[Your instructions] Write out the entries below once more, exactly, with the pictures left out.

[Material shown]
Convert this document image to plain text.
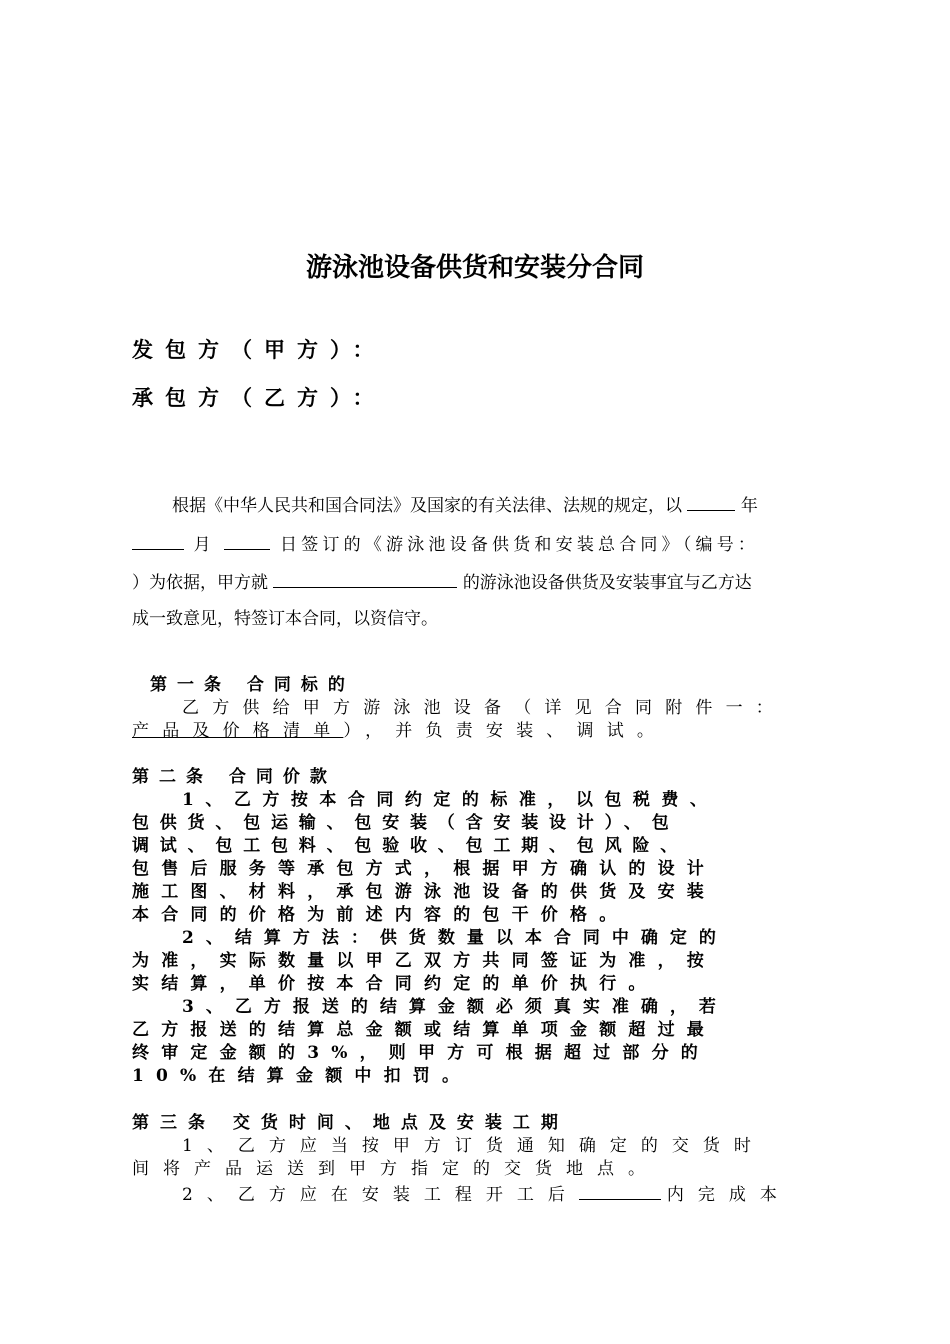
游泳池设备供货和安装分合同
发包方（甲方）：
承包方（乙方）：
根据《中华人民共和国合同法》及国家的有关法律、法规的规定，以	年
月	日签订的《游泳池设备供货和安装总合同》（编号：
）为依据，甲方就	的游泳池设备供货及安装事宜与乙方达
成一致意见，特签订本合同，以资信守。
第一条 合同标的
乙方供给甲方游泳池设备（详见合同附件一：
产品及价格清单），并负责安装、调试。
第二条 合同价款
1、乙方按本合同约定的标准，以包税费、
包供货、包运输、包安装（含安装设计）、包
调试、包工包料、包验收、包工期、包风险、
包售后服务等承包方式，根据甲方确认的设计
施工图、材料，承包游泳池设备的供货及安装
本合同的价格为前述内容的包干价格。
2、结算方法：供货数量以本合同中确定的
为准，实际数量以甲乙双方共同签证为准，按
实结算，单价按本合同约定的单价执行。
3、乙方报送的结算金额必须真实准确，若
乙方报送的结算总金额或结算单项金额超过最
终审定金额的3%，则甲方可根据超过部分的
10%在结算金额中扣罚。
第三条 交货时间、地点及安装工期
1、乙方应当按甲方订货通知确定的交货时
间将产品运送到甲方指定的交货地点。
2、乙方应在安装工程开工后	内完成本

[Result of this exercise]
Convert this document image to plain text.
游泳池设备供货和安装分合同
发包方（甲方）：
承包方（乙方）：
根据《中华人民共和国合同法》及国家的有关法律、法规的规定，以	年
月	日签订的《游泳池设备供货和安装总合同》（编号：
）为依据，甲方就	的游泳池设备供货及安装事宜与乙方达
成一致意见，特签订本合同，以资信守。
第一条 合同标的
乙方供给甲方游泳池设备（详见合同附件一：
产品及价格清单），并负责安装、调试。
第二条 合同价款
1、乙方按本合同约定的标准，以包税费、
包供货、包运输、包安装（含安装设计）、包
调试、包工包料、包验收、包工期、包风险、
包售后服务等承包方式，根据甲方确认的设计
施工图、材料，承包游泳池设备的供货及安装
本合同的价格为前述内容的包干价格。
2、结算方法：供货数量以本合同中确定的
为准，实际数量以甲乙双方共同签证为准，按
实结算，单价按本合同约定的单价执行。
3、乙方报送的结算金额必须真实准确，若
乙方报送的结算总金额或结算单项金额超过最
终审定金额的3%，则甲方可根据超过部分的
10%在结算金额中扣罚。
第三条 交货时间、地点及安装工期
1、乙方应当按甲方订货通知确定的交货时
间将产品运送到甲方指定的交货地点。
2、乙方应在安装工程开工后	内完成本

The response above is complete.